● GIVEN INSTRUCTION: Output all of the entries exactly as written.

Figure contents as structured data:
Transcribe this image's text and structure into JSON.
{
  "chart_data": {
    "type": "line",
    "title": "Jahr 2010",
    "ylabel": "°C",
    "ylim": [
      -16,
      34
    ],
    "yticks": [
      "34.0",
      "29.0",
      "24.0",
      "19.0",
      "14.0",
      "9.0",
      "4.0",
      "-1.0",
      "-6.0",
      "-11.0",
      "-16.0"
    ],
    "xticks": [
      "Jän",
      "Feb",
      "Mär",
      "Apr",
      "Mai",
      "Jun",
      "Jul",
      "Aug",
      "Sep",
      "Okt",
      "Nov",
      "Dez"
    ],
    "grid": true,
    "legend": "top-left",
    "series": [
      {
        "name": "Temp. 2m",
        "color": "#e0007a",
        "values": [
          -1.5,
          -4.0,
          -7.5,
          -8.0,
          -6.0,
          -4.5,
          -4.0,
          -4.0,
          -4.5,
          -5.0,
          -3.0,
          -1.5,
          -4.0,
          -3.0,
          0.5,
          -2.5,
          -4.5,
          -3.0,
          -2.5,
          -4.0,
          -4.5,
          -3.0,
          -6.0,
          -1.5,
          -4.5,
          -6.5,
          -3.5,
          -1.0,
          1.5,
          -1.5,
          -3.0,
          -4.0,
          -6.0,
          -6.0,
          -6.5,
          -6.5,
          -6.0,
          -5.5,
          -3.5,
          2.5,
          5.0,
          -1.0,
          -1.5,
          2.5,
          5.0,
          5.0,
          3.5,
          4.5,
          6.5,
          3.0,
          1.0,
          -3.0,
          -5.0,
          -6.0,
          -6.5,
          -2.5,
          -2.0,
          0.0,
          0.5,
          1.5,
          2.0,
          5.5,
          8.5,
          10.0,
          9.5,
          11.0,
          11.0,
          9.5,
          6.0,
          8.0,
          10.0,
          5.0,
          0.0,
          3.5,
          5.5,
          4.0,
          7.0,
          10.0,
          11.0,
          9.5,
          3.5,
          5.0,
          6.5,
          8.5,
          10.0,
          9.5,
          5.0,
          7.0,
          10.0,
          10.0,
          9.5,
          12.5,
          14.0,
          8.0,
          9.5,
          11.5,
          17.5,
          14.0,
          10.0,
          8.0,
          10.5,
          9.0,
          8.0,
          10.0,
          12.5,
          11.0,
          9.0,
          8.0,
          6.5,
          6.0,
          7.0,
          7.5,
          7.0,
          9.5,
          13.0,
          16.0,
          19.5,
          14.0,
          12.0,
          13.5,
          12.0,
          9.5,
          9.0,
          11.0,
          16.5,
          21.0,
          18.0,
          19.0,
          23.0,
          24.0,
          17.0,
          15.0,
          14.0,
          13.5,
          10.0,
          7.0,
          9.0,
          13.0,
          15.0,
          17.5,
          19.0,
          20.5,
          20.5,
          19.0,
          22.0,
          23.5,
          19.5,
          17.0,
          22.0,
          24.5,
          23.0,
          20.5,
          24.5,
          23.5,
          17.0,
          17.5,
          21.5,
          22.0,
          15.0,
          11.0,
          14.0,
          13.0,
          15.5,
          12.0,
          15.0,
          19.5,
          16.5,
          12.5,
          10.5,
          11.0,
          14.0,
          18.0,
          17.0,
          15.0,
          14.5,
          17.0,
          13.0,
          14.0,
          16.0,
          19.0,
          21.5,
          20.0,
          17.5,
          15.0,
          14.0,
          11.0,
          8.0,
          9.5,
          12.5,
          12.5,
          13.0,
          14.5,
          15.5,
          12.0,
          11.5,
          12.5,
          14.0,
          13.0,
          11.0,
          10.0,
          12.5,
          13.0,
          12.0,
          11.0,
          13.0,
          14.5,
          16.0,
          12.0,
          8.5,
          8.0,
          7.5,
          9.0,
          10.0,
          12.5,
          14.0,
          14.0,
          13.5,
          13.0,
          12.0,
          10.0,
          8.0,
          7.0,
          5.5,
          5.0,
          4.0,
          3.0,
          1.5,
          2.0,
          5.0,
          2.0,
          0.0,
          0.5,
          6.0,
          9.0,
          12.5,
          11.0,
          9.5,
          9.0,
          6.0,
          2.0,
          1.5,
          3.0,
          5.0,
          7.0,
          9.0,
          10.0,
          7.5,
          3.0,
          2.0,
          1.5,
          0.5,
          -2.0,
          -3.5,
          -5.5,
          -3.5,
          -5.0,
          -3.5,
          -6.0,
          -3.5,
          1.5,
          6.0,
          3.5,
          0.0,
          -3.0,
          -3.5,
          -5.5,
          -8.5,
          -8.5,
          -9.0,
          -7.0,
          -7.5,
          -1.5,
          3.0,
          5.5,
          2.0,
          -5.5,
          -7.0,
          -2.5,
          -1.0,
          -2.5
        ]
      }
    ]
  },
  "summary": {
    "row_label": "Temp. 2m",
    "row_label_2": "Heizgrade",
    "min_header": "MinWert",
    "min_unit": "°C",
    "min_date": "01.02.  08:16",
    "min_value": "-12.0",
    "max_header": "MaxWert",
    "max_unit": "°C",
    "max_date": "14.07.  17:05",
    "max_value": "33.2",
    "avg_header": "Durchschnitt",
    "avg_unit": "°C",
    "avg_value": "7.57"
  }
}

● FINISHED TASK:
Transcribe this image's text and structure into JSON.
{
  "chart_data": {
    "type": "line",
    "title": "Jahr 2010",
    "ylabel": "°C",
    "ylim": [
      -16,
      34
    ],
    "yticks": [
      "34.0",
      "29.0",
      "24.0",
      "19.0",
      "14.0",
      "9.0",
      "4.0",
      "-1.0",
      "-6.0",
      "-11.0",
      "-16.0"
    ],
    "xticks": [
      "Jän",
      "Feb",
      "Mär",
      "Apr",
      "Mai",
      "Jun",
      "Jul",
      "Aug",
      "Sep",
      "Okt",
      "Nov",
      "Dez"
    ],
    "grid": true,
    "legend": "top-left",
    "series": [
      {
        "name": "Temp. 2m",
        "color": "#e0007a",
        "values": [
          -1.5,
          -4.0,
          -7.5,
          -8.0,
          -6.0,
          -4.5,
          -4.0,
          -4.0,
          -4.5,
          -5.0,
          -3.0,
          -1.5,
          -4.0,
          -3.0,
          0.5,
          -2.5,
          -4.5,
          -3.0,
          -2.5,
          -4.0,
          -4.5,
          -3.0,
          -6.0,
          -1.5,
          -4.5,
          -6.5,
          -3.5,
          -1.0,
          1.5,
          -1.5,
          -3.0,
          -4.0,
          -6.0,
          -6.0,
          -6.5,
          -6.5,
          -6.0,
          -5.5,
          -3.5,
          2.5,
          5.0,
          -1.0,
          -1.5,
          2.5,
          5.0,
          5.0,
          3.5,
          4.5,
          6.5,
          3.0,
          1.0,
          -3.0,
          -5.0,
          -6.0,
          -6.5,
          -2.5,
          -2.0,
          0.0,
          0.5,
          1.5,
          2.0,
          5.5,
          8.5,
          10.0,
          9.5,
          11.0,
          11.0,
          9.5,
          6.0,
          8.0,
          10.0,
          5.0,
          0.0,
          3.5,
          5.5,
          4.0,
          7.0,
          10.0,
          11.0,
          9.5,
          3.5,
          5.0,
          6.5,
          8.5,
          10.0,
          9.5,
          5.0,
          7.0,
          10.0,
          10.0,
          9.5,
          12.5,
          14.0,
          8.0,
          9.5,
          11.5,
          17.5,
          14.0,
          10.0,
          8.0,
          10.5,
          9.0,
          8.0,
          10.0,
          12.5,
          11.0,
          9.0,
          8.0,
          6.5,
          6.0,
          7.0,
          7.5,
          7.0,
          9.5,
          13.0,
          16.0,
          19.5,
          14.0,
          12.0,
          13.5,
          12.0,
          9.5,
          9.0,
          11.0,
          16.5,
          21.0,
          18.0,
          19.0,
          23.0,
          24.0,
          17.0,
          15.0,
          14.0,
          13.5,
          10.0,
          7.0,
          9.0,
          13.0,
          15.0,
          17.5,
          19.0,
          20.5,
          20.5,
          19.0,
          22.0,
          23.5,
          19.5,
          17.0,
          22.0,
          24.5,
          23.0,
          20.5,
          24.5,
          23.5,
          17.0,
          17.5,
          21.5,
          22.0,
          15.0,
          11.0,
          14.0,
          13.0,
          15.5,
          12.0,
          15.0,
          19.5,
          16.5,
          12.5,
          10.5,
          11.0,
          14.0,
          18.0,
          17.0,
          15.0,
          14.5,
          17.0,
          13.0,
          14.0,
          16.0,
          19.0,
          21.5,
          20.0,
          17.5,
          15.0,
          14.0,
          11.0,
          8.0,
          9.5,
          12.5,
          12.5,
          13.0,
          14.5,
          15.5,
          12.0,
          11.5,
          12.5,
          14.0,
          13.0,
          11.0,
          10.0,
          12.5,
          13.0,
          12.0,
          11.0,
          13.0,
          14.5,
          16.0,
          12.0,
          8.5,
          8.0,
          7.5,
          9.0,
          10.0,
          12.5,
          14.0,
          14.0,
          13.5,
          13.0,
          12.0,
          10.0,
          8.0,
          7.0,
          5.5,
          5.0,
          4.0,
          3.0,
          1.5,
          2.0,
          5.0,
          2.0,
          0.0,
          0.5,
          6.0,
          9.0,
          12.5,
          11.0,
          9.5,
          9.0,
          6.0,
          2.0,
          1.5,
          3.0,
          5.0,
          7.0,
          9.0,
          10.0,
          7.5,
          3.0,
          2.0,
          1.5,
          0.5,
          -2.0,
          -3.5,
          -5.5,
          -3.5,
          -5.0,
          -3.5,
          -6.0,
          -3.5,
          1.5,
          6.0,
          3.5,
          0.0,
          -3.0,
          -3.5,
          -5.5,
          -8.5,
          -8.5,
          -9.0,
          -7.0,
          -7.5,
          -1.5,
          3.0,
          5.5,
          2.0,
          -5.5,
          -7.0,
          -2.5,
          -1.0,
          -2.5
        ]
      }
    ]
  },
  "summary": {
    "row_label": "Temp. 2m",
    "row_label_2": "Heizgrade",
    "min_header": "MinWert",
    "min_unit": "°C",
    "min_date": "01.02.  08:16",
    "min_value": "-12.0",
    "max_header": "MaxWert",
    "max_unit": "°C",
    "max_date": "14.07.  17:05",
    "max_value": "33.2",
    "avg_header": "Durchschnitt",
    "avg_unit": "°C",
    "avg_value": "7.57"
  }
}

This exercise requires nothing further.